◆ TASK REQUIREMENTS: Copy out each line exactly; pictures stay out of the copy.
--- START OF RECORDS SHOWN ---
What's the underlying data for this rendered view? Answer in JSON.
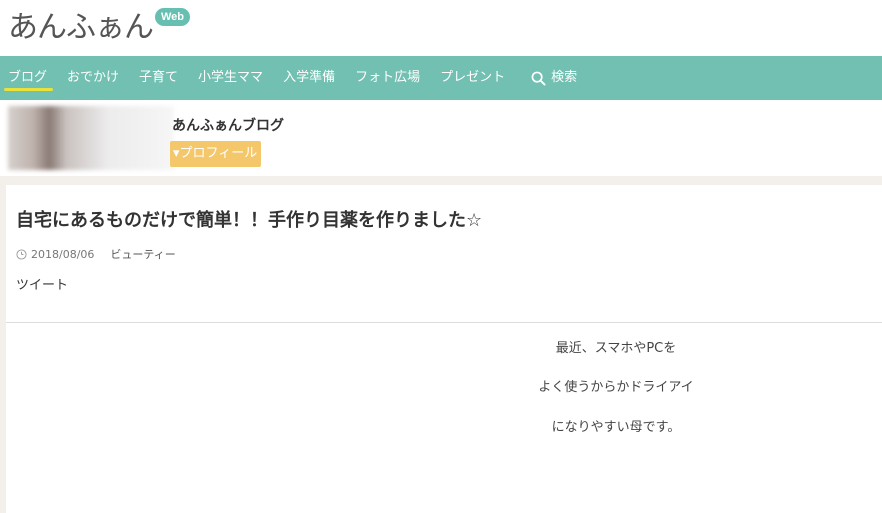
{
  "header": {
    "logo_text": "あんふぁん",
    "logo_badge": "Web"
  },
  "nav": {
    "items": [
      {
        "label": "ブログ"
      },
      {
        "label": "おでかけ"
      },
      {
        "label": "子育て"
      },
      {
        "label": "小学生ママ"
      },
      {
        "label": "入学準備"
      },
      {
        "label": "フォト広場"
      },
      {
        "label": "プレゼント"
      }
    ],
    "search_label": "検索",
    "active_index": 0
  },
  "author": {
    "blog_name": "あんふぁんブログ",
    "profile_button": "▾プロフィール"
  },
  "post": {
    "title": "自宅にあるものだけで簡単！！手作り目薬を作りました☆",
    "date": "2018/08/06",
    "category": "ビューティー",
    "tweet_label": "ツイート",
    "paragraphs": [
      "最近、スマホやPCを",
      "よく使うからかドライアイ",
      "になりやすい母です。"
    ]
  },
  "colors": {
    "nav_bg": "#72c0b1",
    "active_underline": "#e8e23a",
    "profile_button_bg": "#f4c76a",
    "logo_badge_bg": "#66bfb1",
    "content_band_bg": "#f3efea"
  }
}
--- END OF RECORDS SHOWN ---
◆ PROBLEM SOLUTION:
What's the underlying data for this rendered view? Answer in JSON.
{
  "header": {
    "logo_text": "あんふぁん",
    "logo_badge": "Web"
  },
  "nav": {
    "items": [
      {
        "label": "ブログ"
      },
      {
        "label": "おでかけ"
      },
      {
        "label": "子育て"
      },
      {
        "label": "小学生ママ"
      },
      {
        "label": "入学準備"
      },
      {
        "label": "フォト広場"
      },
      {
        "label": "プレゼント"
      }
    ],
    "search_label": "検索",
    "active_index": 0
  },
  "author": {
    "blog_name": "あんふぁんブログ",
    "profile_button": "▾プロフィール"
  },
  "post": {
    "title": "自宅にあるものだけで簡単！！手作り目薬を作りました☆",
    "date": "2018/08/06",
    "category": "ビューティー",
    "tweet_label": "ツイート",
    "paragraphs": [
      "最近、スマホやPCを",
      "よく使うからかドライアイ",
      "になりやすい母です。"
    ]
  },
  "colors": {
    "nav_bg": "#72c0b1",
    "active_underline": "#e8e23a",
    "profile_button_bg": "#f4c76a",
    "logo_badge_bg": "#66bfb1",
    "content_band_bg": "#f3efea"
  }
}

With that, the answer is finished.